### [Stated problem]
The required output is a single number: how many lines of the material contain the string "труда".

___ Exercise data

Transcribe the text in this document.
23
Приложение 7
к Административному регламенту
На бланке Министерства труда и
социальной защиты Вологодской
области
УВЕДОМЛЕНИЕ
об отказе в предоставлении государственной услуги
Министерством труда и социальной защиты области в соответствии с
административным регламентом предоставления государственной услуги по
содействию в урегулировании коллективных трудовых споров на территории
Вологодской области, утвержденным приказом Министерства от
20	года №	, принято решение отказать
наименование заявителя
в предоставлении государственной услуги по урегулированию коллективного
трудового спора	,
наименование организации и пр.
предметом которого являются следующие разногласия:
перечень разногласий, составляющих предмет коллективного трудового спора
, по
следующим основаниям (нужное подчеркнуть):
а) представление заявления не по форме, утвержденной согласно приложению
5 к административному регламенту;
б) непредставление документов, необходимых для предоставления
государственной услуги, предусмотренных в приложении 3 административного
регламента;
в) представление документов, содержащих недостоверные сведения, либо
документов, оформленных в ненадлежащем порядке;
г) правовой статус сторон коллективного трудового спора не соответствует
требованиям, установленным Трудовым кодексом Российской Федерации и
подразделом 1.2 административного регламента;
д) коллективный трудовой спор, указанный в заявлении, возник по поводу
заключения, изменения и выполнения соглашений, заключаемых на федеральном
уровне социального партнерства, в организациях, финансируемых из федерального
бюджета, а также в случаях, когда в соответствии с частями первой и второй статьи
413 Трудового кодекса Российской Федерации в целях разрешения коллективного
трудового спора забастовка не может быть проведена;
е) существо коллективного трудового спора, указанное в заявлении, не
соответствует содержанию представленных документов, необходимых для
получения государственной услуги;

______

### [Full response]
2